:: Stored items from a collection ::
+--

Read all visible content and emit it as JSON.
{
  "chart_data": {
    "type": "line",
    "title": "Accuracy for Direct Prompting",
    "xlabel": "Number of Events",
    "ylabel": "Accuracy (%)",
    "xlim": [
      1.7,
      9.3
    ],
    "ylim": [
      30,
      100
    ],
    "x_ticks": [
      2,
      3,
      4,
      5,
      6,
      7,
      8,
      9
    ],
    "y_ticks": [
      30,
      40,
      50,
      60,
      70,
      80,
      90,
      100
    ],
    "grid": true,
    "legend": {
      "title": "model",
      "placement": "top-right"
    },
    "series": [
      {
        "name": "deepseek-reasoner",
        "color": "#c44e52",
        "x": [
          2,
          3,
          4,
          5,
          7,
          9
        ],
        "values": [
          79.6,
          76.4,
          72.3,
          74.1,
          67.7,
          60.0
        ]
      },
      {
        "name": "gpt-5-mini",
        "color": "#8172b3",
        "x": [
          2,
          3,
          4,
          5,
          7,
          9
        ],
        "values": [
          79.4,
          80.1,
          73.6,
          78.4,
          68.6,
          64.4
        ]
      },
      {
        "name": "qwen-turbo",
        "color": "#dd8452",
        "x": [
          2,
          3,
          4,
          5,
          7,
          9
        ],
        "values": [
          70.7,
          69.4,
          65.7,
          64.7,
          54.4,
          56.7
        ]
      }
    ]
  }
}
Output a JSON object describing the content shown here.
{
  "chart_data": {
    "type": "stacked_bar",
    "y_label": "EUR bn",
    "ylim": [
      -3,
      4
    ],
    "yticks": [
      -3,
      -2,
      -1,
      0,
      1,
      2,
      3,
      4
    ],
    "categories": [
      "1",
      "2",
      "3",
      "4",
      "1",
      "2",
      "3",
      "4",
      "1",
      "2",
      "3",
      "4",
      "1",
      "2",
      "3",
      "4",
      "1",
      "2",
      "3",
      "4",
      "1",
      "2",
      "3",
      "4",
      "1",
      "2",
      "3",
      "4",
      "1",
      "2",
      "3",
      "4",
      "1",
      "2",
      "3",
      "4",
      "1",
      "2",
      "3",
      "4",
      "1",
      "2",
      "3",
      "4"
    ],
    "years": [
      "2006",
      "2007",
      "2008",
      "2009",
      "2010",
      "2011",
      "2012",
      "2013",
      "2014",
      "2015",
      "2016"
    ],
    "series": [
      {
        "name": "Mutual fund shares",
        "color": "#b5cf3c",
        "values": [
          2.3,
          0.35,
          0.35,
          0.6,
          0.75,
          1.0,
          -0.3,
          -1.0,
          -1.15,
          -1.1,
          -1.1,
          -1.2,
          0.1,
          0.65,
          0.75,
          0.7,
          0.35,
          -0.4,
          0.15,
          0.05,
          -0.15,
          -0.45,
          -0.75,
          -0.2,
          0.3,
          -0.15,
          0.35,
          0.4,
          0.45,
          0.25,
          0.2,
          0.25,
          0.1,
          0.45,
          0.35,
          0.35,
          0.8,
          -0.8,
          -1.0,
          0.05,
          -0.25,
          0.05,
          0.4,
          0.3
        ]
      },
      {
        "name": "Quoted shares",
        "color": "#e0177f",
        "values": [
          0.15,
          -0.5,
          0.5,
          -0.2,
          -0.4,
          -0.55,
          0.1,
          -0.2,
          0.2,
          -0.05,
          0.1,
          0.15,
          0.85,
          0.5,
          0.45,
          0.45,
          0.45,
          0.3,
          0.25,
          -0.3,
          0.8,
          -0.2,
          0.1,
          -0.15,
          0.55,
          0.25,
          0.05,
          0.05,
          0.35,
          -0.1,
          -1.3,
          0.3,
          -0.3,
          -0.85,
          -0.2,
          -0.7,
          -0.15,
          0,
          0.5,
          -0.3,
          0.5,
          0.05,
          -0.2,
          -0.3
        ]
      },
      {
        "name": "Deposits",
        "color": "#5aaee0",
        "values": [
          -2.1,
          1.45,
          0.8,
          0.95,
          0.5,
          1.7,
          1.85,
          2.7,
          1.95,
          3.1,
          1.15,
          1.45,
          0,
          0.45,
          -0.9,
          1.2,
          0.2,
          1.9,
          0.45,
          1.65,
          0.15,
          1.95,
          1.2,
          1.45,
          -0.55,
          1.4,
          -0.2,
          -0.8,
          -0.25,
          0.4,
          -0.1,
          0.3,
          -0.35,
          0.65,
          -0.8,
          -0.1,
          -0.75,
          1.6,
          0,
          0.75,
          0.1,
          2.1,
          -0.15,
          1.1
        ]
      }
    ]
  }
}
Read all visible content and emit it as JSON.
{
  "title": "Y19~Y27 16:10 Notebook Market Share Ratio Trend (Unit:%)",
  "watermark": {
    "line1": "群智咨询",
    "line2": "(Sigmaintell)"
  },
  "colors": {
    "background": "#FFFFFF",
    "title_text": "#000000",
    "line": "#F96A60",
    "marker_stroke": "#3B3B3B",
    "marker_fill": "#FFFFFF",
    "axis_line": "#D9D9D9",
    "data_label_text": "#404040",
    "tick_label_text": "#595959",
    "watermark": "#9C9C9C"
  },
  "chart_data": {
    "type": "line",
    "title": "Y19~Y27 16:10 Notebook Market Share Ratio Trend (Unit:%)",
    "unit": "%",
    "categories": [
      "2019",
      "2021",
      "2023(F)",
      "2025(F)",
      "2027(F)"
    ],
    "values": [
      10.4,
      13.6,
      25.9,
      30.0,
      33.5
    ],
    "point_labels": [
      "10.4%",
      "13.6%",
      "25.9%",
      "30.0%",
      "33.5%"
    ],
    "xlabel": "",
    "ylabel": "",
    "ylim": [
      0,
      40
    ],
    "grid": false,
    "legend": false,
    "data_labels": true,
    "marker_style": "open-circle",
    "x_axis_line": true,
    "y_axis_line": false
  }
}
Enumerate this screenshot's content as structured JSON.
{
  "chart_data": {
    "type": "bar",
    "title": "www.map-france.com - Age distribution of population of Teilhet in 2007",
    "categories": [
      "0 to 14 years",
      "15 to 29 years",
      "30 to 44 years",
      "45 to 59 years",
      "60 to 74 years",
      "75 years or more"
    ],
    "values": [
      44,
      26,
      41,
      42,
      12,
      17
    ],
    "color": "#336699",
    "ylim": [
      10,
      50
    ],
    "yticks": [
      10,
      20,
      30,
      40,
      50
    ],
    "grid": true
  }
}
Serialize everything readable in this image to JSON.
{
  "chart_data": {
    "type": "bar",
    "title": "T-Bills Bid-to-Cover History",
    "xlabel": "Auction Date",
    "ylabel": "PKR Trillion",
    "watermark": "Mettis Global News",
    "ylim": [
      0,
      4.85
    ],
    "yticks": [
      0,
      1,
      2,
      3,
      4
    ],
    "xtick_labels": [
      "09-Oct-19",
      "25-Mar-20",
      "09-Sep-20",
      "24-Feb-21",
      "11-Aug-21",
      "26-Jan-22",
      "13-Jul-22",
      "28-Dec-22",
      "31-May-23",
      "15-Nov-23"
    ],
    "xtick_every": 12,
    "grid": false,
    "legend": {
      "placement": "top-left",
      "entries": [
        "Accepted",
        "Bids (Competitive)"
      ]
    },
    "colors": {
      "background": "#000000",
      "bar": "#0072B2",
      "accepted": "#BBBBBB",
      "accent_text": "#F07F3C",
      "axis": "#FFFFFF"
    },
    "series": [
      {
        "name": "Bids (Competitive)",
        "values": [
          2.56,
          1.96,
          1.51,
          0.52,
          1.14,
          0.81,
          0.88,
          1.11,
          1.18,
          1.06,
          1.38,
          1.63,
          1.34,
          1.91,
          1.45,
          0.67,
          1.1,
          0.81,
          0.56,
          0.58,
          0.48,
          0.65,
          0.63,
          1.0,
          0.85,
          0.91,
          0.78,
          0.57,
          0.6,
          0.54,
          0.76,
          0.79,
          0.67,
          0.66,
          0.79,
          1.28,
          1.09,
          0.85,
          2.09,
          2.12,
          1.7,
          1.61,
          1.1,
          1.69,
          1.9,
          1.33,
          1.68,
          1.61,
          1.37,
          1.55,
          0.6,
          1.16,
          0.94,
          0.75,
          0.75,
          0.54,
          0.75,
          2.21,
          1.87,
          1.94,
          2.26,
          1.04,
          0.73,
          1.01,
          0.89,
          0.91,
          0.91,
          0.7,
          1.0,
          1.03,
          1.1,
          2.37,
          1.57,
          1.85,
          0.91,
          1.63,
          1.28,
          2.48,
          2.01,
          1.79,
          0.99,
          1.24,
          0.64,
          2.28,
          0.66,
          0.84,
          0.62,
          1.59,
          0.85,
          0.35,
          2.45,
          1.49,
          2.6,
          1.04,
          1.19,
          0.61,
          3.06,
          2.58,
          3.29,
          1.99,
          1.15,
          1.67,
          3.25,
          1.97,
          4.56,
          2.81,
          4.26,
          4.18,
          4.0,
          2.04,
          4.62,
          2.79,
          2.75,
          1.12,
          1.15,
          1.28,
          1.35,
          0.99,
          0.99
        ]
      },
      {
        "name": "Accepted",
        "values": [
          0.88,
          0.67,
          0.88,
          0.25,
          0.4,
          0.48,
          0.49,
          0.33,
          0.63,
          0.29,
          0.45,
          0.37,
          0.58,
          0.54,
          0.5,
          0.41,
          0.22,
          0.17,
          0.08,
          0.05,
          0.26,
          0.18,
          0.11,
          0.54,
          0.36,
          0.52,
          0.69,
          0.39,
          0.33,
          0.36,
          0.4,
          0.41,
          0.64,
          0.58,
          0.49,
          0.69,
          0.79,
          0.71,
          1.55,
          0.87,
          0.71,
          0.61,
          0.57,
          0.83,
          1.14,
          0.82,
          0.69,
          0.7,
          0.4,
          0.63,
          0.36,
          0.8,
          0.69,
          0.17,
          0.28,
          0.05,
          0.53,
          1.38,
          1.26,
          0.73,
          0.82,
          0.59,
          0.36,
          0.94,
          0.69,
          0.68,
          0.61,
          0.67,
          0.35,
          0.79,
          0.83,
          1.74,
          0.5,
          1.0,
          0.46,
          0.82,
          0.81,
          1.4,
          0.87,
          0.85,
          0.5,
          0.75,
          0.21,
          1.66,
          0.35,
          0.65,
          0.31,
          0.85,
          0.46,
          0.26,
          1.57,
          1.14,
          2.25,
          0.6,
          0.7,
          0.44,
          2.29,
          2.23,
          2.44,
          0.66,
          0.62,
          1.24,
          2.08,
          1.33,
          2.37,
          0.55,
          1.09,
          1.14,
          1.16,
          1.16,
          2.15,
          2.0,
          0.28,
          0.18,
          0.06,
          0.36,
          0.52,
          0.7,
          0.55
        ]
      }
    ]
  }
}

+--

:: Brief ::
Pick out all the lines with the word "Bids" in them and copy them.

:: Complete response ::
        "Bids (Competitive)"
        "name": "Bids (Competitive)",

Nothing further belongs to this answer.